Stated task:
Take the line that has "Give me the JSON representation of this screenshot's text" in it and every line after it to the end of the entries, and reproduce them exactly.

[Information given start]

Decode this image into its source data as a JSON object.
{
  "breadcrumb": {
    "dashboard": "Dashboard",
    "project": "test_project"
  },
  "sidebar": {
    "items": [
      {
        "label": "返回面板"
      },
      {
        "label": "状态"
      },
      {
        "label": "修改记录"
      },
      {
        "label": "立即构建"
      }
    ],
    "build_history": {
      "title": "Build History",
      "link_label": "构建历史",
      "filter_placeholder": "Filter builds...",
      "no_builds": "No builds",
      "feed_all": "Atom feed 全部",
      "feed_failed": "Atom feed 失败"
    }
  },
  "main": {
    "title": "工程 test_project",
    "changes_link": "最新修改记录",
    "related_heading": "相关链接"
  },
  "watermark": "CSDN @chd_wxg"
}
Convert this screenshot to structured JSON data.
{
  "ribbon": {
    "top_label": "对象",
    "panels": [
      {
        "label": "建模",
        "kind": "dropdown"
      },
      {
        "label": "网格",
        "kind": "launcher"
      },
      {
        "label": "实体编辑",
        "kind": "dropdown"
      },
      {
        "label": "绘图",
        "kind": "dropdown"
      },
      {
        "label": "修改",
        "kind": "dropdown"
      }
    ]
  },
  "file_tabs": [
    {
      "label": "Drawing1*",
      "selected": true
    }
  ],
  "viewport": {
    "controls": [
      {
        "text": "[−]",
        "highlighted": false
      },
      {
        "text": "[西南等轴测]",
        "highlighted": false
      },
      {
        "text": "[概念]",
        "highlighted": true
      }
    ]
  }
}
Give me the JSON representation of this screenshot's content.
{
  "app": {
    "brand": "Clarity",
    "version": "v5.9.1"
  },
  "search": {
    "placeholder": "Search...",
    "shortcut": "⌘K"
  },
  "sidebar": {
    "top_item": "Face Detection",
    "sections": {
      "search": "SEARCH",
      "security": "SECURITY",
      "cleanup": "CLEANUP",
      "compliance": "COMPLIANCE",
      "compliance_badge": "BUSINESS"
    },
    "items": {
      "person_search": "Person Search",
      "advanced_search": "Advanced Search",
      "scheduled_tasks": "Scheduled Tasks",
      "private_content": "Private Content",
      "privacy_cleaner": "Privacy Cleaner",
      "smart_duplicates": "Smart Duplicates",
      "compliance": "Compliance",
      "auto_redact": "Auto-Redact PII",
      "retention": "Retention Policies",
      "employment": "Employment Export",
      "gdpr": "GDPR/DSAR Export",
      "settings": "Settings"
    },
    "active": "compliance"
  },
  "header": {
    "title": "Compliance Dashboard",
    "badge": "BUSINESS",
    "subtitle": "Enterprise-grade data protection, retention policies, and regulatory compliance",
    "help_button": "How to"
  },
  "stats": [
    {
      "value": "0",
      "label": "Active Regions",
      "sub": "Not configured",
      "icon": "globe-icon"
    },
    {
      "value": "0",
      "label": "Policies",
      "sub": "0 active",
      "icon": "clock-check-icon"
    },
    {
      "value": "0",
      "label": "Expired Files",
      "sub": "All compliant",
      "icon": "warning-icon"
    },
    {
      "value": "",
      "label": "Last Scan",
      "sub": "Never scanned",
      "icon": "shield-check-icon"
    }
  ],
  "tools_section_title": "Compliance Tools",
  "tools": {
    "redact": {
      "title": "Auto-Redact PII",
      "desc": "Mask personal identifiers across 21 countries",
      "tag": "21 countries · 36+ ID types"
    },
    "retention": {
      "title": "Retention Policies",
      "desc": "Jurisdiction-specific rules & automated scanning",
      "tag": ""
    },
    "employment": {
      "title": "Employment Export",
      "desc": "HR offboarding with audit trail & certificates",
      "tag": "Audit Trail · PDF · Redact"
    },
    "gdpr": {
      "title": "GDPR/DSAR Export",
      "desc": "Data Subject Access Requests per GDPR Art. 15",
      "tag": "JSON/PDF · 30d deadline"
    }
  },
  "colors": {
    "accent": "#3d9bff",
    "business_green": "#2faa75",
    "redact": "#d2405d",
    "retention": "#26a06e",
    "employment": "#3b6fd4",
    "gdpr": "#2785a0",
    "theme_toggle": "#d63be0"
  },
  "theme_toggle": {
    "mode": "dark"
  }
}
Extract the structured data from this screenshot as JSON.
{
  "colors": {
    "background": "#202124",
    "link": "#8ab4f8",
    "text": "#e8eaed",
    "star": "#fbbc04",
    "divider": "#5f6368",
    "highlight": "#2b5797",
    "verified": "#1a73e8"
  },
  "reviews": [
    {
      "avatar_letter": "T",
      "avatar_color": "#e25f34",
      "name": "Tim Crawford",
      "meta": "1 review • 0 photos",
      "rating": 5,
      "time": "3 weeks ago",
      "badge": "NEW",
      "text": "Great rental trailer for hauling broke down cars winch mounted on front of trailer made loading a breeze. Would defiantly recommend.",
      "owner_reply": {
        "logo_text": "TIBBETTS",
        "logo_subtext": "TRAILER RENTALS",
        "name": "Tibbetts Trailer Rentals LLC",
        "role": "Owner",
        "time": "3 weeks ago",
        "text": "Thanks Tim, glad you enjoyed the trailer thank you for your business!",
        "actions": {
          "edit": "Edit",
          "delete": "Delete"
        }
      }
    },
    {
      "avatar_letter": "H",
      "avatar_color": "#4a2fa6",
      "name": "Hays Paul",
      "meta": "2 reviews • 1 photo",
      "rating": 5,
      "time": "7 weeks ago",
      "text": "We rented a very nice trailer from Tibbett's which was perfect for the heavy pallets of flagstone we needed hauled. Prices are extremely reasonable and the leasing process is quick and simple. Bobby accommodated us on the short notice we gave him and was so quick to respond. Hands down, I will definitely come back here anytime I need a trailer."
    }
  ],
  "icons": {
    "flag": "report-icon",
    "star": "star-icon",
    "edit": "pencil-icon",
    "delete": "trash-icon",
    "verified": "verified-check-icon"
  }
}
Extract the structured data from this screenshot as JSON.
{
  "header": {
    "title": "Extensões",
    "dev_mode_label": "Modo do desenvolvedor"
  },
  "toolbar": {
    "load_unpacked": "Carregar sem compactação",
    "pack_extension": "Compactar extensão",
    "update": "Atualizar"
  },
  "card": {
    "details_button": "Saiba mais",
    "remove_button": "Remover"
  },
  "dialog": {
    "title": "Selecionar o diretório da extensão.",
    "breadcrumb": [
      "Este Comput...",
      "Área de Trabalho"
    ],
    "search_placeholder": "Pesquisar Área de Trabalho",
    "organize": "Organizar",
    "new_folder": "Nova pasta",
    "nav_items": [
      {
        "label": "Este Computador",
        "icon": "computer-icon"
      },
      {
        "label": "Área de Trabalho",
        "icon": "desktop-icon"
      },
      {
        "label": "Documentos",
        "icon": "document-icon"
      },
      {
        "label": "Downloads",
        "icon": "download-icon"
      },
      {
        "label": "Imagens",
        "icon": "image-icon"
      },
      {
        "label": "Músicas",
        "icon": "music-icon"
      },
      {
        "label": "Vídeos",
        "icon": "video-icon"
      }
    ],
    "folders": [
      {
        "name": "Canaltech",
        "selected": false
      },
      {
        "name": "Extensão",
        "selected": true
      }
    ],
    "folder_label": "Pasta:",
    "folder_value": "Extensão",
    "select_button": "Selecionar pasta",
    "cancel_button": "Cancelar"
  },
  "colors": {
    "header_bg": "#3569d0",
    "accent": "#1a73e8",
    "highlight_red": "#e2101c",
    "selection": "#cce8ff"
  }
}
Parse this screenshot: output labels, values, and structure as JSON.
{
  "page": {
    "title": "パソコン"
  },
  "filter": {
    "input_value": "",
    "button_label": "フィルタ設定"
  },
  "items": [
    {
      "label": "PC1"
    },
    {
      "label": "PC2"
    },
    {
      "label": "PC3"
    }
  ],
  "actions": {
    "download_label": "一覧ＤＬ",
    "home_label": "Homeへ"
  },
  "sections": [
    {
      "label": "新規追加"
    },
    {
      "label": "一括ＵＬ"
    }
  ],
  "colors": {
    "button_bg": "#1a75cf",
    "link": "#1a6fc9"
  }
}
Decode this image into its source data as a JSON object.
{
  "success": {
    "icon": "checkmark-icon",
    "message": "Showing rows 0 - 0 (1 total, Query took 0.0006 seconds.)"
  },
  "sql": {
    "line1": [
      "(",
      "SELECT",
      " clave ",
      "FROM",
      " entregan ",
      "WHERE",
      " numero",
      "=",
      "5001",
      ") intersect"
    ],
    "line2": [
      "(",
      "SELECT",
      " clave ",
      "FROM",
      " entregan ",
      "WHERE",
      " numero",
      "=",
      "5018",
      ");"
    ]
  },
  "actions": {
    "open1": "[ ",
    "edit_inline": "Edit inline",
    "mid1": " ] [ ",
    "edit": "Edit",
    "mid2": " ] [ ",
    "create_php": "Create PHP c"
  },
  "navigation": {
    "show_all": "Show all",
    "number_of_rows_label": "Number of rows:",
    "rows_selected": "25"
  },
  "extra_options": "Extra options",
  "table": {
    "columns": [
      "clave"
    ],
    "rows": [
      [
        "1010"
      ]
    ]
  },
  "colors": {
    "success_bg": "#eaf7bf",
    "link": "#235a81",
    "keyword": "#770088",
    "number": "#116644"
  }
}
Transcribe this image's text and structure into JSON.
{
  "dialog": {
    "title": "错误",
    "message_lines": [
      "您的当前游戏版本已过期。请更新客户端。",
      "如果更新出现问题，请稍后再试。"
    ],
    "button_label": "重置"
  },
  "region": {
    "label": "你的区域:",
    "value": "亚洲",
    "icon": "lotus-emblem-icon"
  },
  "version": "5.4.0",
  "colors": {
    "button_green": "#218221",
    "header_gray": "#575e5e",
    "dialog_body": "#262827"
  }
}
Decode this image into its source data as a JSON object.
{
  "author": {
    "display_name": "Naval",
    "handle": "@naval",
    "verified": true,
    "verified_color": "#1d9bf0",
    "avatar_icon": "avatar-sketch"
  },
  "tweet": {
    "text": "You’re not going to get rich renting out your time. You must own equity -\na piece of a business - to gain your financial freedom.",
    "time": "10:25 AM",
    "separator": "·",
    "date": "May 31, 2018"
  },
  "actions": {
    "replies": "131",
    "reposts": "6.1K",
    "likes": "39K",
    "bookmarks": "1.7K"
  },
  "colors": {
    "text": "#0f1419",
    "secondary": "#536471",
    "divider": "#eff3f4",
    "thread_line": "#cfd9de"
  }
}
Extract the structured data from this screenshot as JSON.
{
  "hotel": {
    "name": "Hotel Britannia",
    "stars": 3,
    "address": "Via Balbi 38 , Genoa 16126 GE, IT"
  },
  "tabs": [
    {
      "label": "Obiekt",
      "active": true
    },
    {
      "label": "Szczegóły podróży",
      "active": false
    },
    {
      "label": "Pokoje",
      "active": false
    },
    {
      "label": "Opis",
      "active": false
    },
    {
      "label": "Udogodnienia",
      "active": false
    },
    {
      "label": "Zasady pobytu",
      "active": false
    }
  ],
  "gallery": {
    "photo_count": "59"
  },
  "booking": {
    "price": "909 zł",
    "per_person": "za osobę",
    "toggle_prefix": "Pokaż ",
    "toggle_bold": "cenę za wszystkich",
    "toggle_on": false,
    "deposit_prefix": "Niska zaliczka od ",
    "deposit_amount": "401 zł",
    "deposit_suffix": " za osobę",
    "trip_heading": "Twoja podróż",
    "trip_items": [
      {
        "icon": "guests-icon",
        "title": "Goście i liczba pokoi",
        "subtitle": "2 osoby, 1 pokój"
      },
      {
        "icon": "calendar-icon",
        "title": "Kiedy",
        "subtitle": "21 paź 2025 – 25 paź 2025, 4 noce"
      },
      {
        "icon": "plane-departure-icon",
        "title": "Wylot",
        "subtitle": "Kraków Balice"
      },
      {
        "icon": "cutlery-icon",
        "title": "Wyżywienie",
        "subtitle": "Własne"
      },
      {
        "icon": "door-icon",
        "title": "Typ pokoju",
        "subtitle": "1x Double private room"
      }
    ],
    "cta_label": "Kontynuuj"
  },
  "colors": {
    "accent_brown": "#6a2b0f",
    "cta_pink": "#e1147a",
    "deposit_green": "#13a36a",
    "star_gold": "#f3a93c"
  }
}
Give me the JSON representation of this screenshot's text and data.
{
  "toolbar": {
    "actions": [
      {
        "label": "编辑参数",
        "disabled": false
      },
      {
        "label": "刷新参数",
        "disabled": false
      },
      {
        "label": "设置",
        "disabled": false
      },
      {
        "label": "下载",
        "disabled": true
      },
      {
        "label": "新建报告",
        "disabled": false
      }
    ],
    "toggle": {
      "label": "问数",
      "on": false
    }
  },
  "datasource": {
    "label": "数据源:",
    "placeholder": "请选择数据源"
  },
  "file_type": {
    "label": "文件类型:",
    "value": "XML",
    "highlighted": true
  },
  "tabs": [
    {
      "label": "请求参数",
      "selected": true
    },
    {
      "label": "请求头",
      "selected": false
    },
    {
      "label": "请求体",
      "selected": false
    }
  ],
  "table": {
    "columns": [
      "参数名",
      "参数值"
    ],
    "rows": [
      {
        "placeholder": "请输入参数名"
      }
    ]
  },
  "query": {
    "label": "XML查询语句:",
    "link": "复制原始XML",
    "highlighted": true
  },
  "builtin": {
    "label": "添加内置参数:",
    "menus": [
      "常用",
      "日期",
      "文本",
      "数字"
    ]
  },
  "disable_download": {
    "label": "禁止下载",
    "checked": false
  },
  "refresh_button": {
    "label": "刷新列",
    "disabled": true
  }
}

[Information given end]

Task output:
Give me the JSON representation of this screenshot's text and data.
{
  "toolbar": {
    "actions": [
      {
        "label": "编辑参数",
        "disabled": false
      },
      {
        "label": "刷新参数",
        "disabled": false
      },
      {
        "label": "设置",
        "disabled": false
      },
      {
        "label": "下载",
        "disabled": true
      },
      {
        "label": "新建报告",
        "disabled": false
      }
    ],
    "toggle": {
      "label": "问数",
      "on": false
    }
  },
  "datasource": {
    "label": "数据源:",
    "placeholder": "请选择数据源"
  },
  "file_type": {
    "label": "文件类型:",
    "value": "XML",
    "highlighted": true
  },
  "tabs": [
    {
      "label": "请求参数",
      "selected": true
    },
    {
      "label": "请求头",
      "selected": false
    },
    {
      "label": "请求体",
      "selected": false
    }
  ],
  "table": {
    "columns": [
      "参数名",
      "参数值"
    ],
    "rows": [
      {
        "placeholder": "请输入参数名"
      }
    ]
  },
  "query": {
    "label": "XML查询语句:",
    "link": "复制原始XML",
    "highlighted": true
  },
  "builtin": {
    "label": "添加内置参数:",
    "menus": [
      "常用",
      "日期",
      "文本",
      "数字"
    ]
  },
  "disable_download": {
    "label": "禁止下载",
    "checked": false
  },
  "refresh_button": {
    "label": "刷新列",
    "disabled": true
  }
}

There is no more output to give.